Task objective: Repeat the material exactly, every line of it.

★ ★ ★

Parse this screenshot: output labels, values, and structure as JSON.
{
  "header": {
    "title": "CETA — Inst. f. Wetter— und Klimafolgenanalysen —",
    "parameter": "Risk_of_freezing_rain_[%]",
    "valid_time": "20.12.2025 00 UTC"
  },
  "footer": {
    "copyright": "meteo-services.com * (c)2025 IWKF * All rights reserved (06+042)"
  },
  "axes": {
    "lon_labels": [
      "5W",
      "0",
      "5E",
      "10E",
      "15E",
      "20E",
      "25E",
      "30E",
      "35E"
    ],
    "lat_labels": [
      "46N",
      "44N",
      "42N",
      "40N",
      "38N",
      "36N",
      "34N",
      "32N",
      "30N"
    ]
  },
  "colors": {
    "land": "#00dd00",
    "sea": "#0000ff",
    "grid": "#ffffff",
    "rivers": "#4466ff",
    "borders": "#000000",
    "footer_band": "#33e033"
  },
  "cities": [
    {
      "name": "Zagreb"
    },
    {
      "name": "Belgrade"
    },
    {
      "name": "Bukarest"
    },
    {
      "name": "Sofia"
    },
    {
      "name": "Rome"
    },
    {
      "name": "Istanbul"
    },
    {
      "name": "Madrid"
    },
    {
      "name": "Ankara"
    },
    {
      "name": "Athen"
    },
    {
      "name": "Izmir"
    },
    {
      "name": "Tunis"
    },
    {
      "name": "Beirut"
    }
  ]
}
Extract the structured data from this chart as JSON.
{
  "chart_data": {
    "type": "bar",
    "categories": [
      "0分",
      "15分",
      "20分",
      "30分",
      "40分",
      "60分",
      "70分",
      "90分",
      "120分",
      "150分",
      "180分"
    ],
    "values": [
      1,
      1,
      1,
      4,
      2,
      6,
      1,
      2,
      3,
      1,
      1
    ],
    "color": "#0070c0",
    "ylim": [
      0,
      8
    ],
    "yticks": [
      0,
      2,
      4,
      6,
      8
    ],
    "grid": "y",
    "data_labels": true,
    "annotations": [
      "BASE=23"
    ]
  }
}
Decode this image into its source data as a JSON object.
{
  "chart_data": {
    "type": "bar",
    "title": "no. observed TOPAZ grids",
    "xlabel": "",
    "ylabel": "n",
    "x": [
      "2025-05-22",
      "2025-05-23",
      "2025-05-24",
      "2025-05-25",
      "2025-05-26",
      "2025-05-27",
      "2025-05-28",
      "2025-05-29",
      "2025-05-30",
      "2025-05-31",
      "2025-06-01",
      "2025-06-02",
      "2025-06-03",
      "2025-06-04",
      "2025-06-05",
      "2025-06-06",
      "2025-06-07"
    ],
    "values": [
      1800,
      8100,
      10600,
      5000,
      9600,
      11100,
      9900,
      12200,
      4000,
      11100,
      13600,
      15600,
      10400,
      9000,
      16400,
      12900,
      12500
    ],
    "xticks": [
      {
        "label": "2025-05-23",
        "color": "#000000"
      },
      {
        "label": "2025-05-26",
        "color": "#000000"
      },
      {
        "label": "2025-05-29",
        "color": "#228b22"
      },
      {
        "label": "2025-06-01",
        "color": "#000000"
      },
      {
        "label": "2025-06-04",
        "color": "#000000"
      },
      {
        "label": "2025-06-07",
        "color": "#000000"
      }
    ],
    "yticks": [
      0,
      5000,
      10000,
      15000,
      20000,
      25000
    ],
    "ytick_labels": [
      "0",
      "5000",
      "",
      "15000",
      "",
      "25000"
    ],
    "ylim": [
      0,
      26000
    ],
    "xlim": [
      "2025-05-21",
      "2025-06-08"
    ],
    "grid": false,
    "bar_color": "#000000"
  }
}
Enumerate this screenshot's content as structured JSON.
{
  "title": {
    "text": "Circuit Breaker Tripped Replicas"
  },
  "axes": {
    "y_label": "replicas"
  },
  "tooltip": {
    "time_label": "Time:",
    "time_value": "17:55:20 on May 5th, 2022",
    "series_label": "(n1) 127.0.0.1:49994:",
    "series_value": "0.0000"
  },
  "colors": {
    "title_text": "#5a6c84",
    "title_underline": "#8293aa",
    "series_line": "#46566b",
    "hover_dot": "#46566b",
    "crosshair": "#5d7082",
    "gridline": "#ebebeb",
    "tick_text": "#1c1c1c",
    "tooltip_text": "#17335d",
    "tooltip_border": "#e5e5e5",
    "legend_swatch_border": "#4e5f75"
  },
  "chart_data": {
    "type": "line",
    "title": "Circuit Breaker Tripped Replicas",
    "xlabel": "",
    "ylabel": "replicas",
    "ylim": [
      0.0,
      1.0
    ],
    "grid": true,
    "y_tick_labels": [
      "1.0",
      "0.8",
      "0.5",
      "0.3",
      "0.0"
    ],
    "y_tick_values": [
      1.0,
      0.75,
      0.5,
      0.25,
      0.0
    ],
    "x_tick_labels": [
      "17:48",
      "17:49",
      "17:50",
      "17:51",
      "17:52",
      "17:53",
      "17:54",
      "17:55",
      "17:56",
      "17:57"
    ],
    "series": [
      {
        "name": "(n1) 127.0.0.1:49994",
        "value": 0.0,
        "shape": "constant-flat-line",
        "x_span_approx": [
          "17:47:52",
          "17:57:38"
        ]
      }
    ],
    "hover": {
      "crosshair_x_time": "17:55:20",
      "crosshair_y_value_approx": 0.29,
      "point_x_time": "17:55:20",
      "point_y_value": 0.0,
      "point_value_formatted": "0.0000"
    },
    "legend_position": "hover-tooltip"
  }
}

★ ★ ★

Answer to the exercise:
Parse this screenshot: output labels, values, and structure as JSON.
{
  "header": {
    "title": "CETA — Inst. f. Wetter— und Klimafolgenanalysen —",
    "parameter": "Risk_of_freezing_rain_[%]",
    "valid_time": "20.12.2025 00 UTC"
  },
  "footer": {
    "copyright": "meteo-services.com * (c)2025 IWKF * All rights reserved (06+042)"
  },
  "axes": {
    "lon_labels": [
      "5W",
      "0",
      "5E",
      "10E",
      "15E",
      "20E",
      "25E",
      "30E",
      "35E"
    ],
    "lat_labels": [
      "46N",
      "44N",
      "42N",
      "40N",
      "38N",
      "36N",
      "34N",
      "32N",
      "30N"
    ]
  },
  "colors": {
    "land": "#00dd00",
    "sea": "#0000ff",
    "grid": "#ffffff",
    "rivers": "#4466ff",
    "borders": "#000000",
    "footer_band": "#33e033"
  },
  "cities": [
    {
      "name": "Zagreb"
    },
    {
      "name": "Belgrade"
    },
    {
      "name": "Bukarest"
    },
    {
      "name": "Sofia"
    },
    {
      "name": "Rome"
    },
    {
      "name": "Istanbul"
    },
    {
      "name": "Madrid"
    },
    {
      "name": "Ankara"
    },
    {
      "name": "Athen"
    },
    {
      "name": "Izmir"
    },
    {
      "name": "Tunis"
    },
    {
      "name": "Beirut"
    }
  ]
}
Extract the structured data from this chart as JSON.
{
  "chart_data": {
    "type": "bar",
    "categories": [
      "0分",
      "15分",
      "20分",
      "30分",
      "40分",
      "60分",
      "70分",
      "90分",
      "120分",
      "150分",
      "180分"
    ],
    "values": [
      1,
      1,
      1,
      4,
      2,
      6,
      1,
      2,
      3,
      1,
      1
    ],
    "color": "#0070c0",
    "ylim": [
      0,
      8
    ],
    "yticks": [
      0,
      2,
      4,
      6,
      8
    ],
    "grid": "y",
    "data_labels": true,
    "annotations": [
      "BASE=23"
    ]
  }
}
Decode this image into its source data as a JSON object.
{
  "chart_data": {
    "type": "bar",
    "title": "no. observed TOPAZ grids",
    "xlabel": "",
    "ylabel": "n",
    "x": [
      "2025-05-22",
      "2025-05-23",
      "2025-05-24",
      "2025-05-25",
      "2025-05-26",
      "2025-05-27",
      "2025-05-28",
      "2025-05-29",
      "2025-05-30",
      "2025-05-31",
      "2025-06-01",
      "2025-06-02",
      "2025-06-03",
      "2025-06-04",
      "2025-06-05",
      "2025-06-06",
      "2025-06-07"
    ],
    "values": [
      1800,
      8100,
      10600,
      5000,
      9600,
      11100,
      9900,
      12200,
      4000,
      11100,
      13600,
      15600,
      10400,
      9000,
      16400,
      12900,
      12500
    ],
    "xticks": [
      {
        "label": "2025-05-23",
        "color": "#000000"
      },
      {
        "label": "2025-05-26",
        "color": "#000000"
      },
      {
        "label": "2025-05-29",
        "color": "#228b22"
      },
      {
        "label": "2025-06-01",
        "color": "#000000"
      },
      {
        "label": "2025-06-04",
        "color": "#000000"
      },
      {
        "label": "2025-06-07",
        "color": "#000000"
      }
    ],
    "yticks": [
      0,
      5000,
      10000,
      15000,
      20000,
      25000
    ],
    "ytick_labels": [
      "0",
      "5000",
      "",
      "15000",
      "",
      "25000"
    ],
    "ylim": [
      0,
      26000
    ],
    "xlim": [
      "2025-05-21",
      "2025-06-08"
    ],
    "grid": false,
    "bar_color": "#000000"
  }
}
Enumerate this screenshot's content as structured JSON.
{
  "title": {
    "text": "Circuit Breaker Tripped Replicas"
  },
  "axes": {
    "y_label": "replicas"
  },
  "tooltip": {
    "time_label": "Time:",
    "time_value": "17:55:20 on May 5th, 2022",
    "series_label": "(n1) 127.0.0.1:49994:",
    "series_value": "0.0000"
  },
  "colors": {
    "title_text": "#5a6c84",
    "title_underline": "#8293aa",
    "series_line": "#46566b",
    "hover_dot": "#46566b",
    "crosshair": "#5d7082",
    "gridline": "#ebebeb",
    "tick_text": "#1c1c1c",
    "tooltip_text": "#17335d",
    "tooltip_border": "#e5e5e5",
    "legend_swatch_border": "#4e5f75"
  },
  "chart_data": {
    "type": "line",
    "title": "Circuit Breaker Tripped Replicas",
    "xlabel": "",
    "ylabel": "replicas",
    "ylim": [
      0.0,
      1.0
    ],
    "grid": true,
    "y_tick_labels": [
      "1.0",
      "0.8",
      "0.5",
      "0.3",
      "0.0"
    ],
    "y_tick_values": [
      1.0,
      0.75,
      0.5,
      0.25,
      0.0
    ],
    "x_tick_labels": [
      "17:48",
      "17:49",
      "17:50",
      "17:51",
      "17:52",
      "17:53",
      "17:54",
      "17:55",
      "17:56",
      "17:57"
    ],
    "series": [
      {
        "name": "(n1) 127.0.0.1:49994",
        "value": 0.0,
        "shape": "constant-flat-line",
        "x_span_approx": [
          "17:47:52",
          "17:57:38"
        ]
      }
    ],
    "hover": {
      "crosshair_x_time": "17:55:20",
      "crosshair_y_value_approx": 0.29,
      "point_x_time": "17:55:20",
      "point_y_value": 0.0,
      "point_value_formatted": "0.0000"
    },
    "legend_position": "hover-tooltip"
  }
}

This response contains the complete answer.